▸ PROBLEM TO SOLVE:
Edit everything from the line that contains "Patent image size: (752, 789)." down to the line that contains "The axial line CL2 is at (288, 416)." by replacing "initial state" with "starting state", leaving all else unchanged.

▸ EXERCISE DATA:

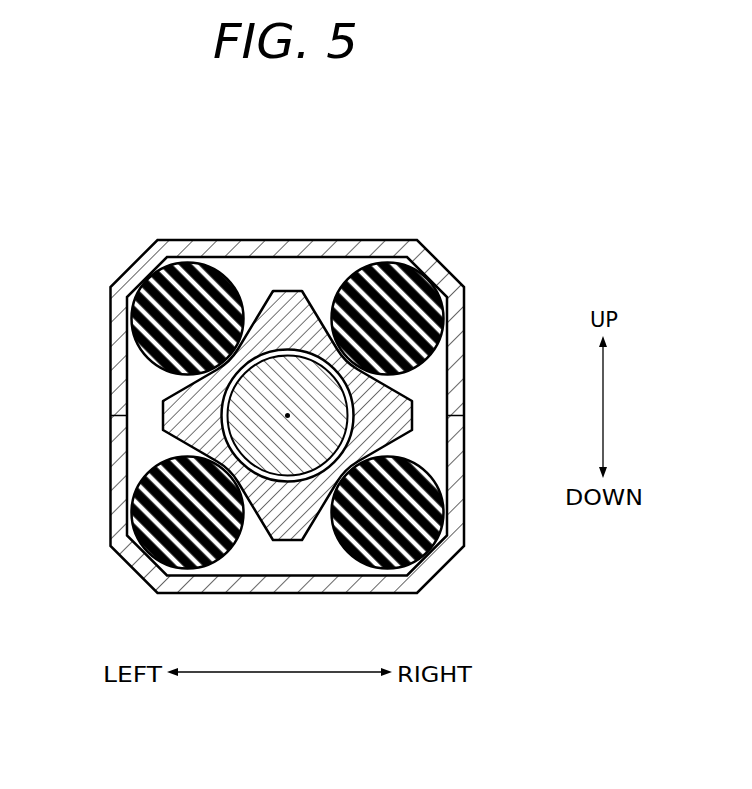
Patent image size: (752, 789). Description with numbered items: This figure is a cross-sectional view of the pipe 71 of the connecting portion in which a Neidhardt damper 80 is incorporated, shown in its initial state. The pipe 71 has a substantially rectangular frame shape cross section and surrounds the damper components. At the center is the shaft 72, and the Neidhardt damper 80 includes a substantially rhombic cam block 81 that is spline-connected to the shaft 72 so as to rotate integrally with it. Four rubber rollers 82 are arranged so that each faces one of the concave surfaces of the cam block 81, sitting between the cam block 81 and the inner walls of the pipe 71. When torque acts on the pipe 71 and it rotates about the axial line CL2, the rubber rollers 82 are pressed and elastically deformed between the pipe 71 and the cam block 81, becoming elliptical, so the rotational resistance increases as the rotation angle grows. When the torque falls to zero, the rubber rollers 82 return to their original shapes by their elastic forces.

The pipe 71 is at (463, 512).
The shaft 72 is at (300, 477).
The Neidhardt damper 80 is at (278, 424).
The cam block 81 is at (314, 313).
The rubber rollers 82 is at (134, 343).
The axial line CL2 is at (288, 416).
...
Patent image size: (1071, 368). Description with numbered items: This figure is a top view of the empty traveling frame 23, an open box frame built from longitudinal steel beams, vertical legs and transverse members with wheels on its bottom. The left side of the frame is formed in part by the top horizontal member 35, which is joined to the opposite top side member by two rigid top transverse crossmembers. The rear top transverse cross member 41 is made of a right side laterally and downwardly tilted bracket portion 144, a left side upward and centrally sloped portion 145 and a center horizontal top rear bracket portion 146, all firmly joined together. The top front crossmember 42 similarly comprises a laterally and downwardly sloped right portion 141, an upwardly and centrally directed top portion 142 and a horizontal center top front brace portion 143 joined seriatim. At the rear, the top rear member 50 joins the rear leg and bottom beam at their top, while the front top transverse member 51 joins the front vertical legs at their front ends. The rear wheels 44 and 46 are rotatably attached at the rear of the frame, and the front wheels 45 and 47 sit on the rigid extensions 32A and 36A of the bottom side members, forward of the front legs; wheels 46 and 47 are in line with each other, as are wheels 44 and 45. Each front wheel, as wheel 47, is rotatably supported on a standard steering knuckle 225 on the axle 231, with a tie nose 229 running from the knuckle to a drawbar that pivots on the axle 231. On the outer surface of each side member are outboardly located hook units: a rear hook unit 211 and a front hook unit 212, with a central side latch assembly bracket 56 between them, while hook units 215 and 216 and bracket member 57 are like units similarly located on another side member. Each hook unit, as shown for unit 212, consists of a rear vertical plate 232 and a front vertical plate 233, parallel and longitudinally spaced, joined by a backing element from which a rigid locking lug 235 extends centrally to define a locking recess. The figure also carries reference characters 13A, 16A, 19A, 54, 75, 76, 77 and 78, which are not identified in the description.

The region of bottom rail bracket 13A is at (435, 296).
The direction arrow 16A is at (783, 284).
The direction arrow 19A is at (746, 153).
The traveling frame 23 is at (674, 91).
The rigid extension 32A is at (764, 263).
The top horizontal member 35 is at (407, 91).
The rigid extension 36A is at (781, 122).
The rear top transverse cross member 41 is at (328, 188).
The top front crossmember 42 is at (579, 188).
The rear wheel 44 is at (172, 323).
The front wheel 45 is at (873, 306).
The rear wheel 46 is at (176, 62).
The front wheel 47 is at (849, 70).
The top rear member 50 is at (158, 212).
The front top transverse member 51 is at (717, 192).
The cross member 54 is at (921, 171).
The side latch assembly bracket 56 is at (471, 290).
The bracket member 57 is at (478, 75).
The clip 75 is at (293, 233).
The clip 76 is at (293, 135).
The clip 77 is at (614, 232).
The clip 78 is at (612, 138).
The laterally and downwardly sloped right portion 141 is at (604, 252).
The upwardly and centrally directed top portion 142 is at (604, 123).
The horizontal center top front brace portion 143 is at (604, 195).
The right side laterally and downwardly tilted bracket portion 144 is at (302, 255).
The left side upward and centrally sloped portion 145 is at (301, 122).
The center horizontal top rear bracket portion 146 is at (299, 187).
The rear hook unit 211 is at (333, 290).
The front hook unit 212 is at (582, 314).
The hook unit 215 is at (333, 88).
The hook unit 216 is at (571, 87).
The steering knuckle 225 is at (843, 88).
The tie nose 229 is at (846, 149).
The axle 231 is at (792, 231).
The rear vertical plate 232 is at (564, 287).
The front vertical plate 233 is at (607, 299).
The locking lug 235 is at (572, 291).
==
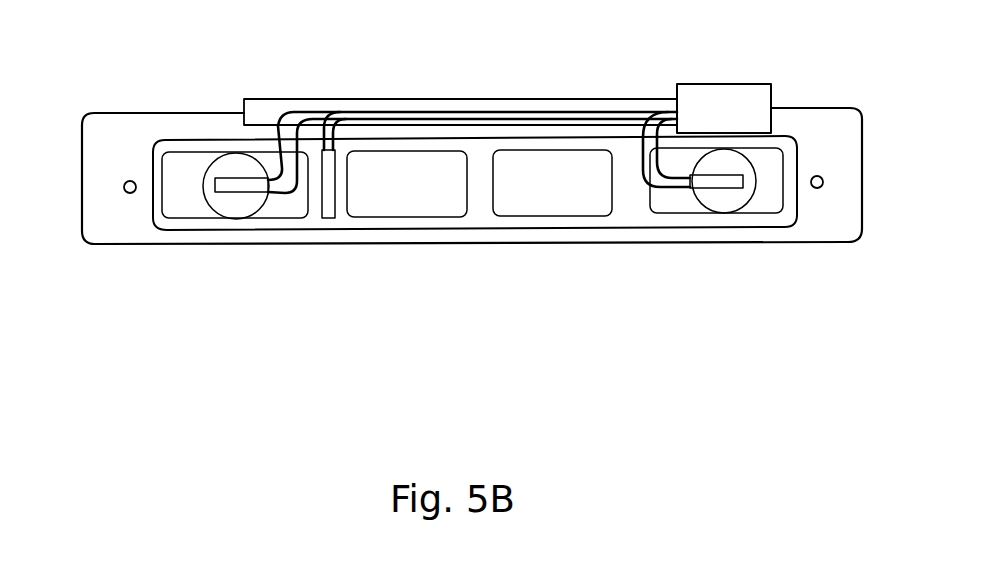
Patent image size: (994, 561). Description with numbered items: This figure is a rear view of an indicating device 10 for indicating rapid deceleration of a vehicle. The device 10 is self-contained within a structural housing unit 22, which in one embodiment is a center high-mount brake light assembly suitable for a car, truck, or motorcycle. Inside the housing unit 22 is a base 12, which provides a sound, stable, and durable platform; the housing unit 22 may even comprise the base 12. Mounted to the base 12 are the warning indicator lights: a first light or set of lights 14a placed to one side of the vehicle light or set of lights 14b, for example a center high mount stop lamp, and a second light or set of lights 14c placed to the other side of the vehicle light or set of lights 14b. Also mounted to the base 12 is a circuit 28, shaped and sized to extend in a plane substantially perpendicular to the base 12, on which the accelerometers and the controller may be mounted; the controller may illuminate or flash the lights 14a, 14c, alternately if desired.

▸ EXERCISE OUTPUT:
Patent image size: (752, 789). Description with numbered items: This figure is a cross-sectional view of the pipe 71 of the connecting portion in which a Neidhardt damper 80 is incorporated, shown in its starting state. The pipe 71 has a substantially rectangular frame shape cross section and surrounds the damper components. At the center is the shaft 72, and the Neidhardt damper 80 includes a substantially rhombic cam block 81 that is spline-connected to the shaft 72 so as to rotate integrally with it. Four rubber rollers 82 are arranged so that each faces one of the concave surfaces of the cam block 81, sitting between the cam block 81 and the inner walls of the pipe 71. When torque acts on the pipe 71 and it rotates about the axial line CL2, the rubber rollers 82 are pressed and elastically deformed between the pipe 71 and the cam block 81, becoming elliptical, so the rotational resistance increases as the rotation angle grows. When the torque falls to zero, the rubber rollers 82 return to their original shapes by their elastic forces.

The pipe 71 is at (463, 512).
The shaft 72 is at (300, 477).
The Neidhardt damper 80 is at (278, 424).
The cam block 81 is at (314, 313).
The rubber rollers 82 is at (134, 343).
The axial line CL2 is at (288, 416).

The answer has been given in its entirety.